__Problem description__
Write out the records below word for word, please.

__Rows__
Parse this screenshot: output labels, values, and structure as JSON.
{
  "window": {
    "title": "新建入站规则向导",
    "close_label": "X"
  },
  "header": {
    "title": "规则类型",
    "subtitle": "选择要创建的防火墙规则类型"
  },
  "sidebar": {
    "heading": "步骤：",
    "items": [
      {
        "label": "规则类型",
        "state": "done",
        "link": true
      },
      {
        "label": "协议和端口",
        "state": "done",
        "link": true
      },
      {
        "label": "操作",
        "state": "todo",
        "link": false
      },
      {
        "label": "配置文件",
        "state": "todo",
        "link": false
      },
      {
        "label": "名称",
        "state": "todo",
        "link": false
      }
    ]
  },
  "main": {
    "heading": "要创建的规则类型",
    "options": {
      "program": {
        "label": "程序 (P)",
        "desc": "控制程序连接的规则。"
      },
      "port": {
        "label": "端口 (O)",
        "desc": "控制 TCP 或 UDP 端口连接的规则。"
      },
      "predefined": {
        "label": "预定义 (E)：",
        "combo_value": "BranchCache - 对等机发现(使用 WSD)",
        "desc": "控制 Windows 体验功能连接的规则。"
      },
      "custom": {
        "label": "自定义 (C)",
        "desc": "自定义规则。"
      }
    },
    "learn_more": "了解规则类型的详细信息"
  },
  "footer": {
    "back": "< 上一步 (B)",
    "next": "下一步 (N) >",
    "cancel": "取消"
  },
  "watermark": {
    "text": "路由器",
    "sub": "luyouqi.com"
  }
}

__Written answer__
Parse this screenshot: output labels, values, and structure as JSON.
{
  "window": {
    "title": "新建入站规则向导",
    "close_label": "X"
  },
  "header": {
    "title": "规则类型",
    "subtitle": "选择要创建的防火墙规则类型"
  },
  "sidebar": {
    "heading": "步骤：",
    "items": [
      {
        "label": "规则类型",
        "state": "done",
        "link": true
      },
      {
        "label": "协议和端口",
        "state": "done",
        "link": true
      },
      {
        "label": "操作",
        "state": "todo",
        "link": false
      },
      {
        "label": "配置文件",
        "state": "todo",
        "link": false
      },
      {
        "label": "名称",
        "state": "todo",
        "link": false
      }
    ]
  },
  "main": {
    "heading": "要创建的规则类型",
    "options": {
      "program": {
        "label": "程序 (P)",
        "desc": "控制程序连接的规则。"
      },
      "port": {
        "label": "端口 (O)",
        "desc": "控制 TCP 或 UDP 端口连接的规则。"
      },
      "predefined": {
        "label": "预定义 (E)：",
        "combo_value": "BranchCache - 对等机发现(使用 WSD)",
        "desc": "控制 Windows 体验功能连接的规则。"
      },
      "custom": {
        "label": "自定义 (C)",
        "desc": "自定义规则。"
      }
    },
    "learn_more": "了解规则类型的详细信息"
  },
  "footer": {
    "back": "< 上一步 (B)",
    "next": "下一步 (N) >",
    "cancel": "取消"
  },
  "watermark": {
    "text": "路由器",
    "sub": "luyouqi.com"
  }
}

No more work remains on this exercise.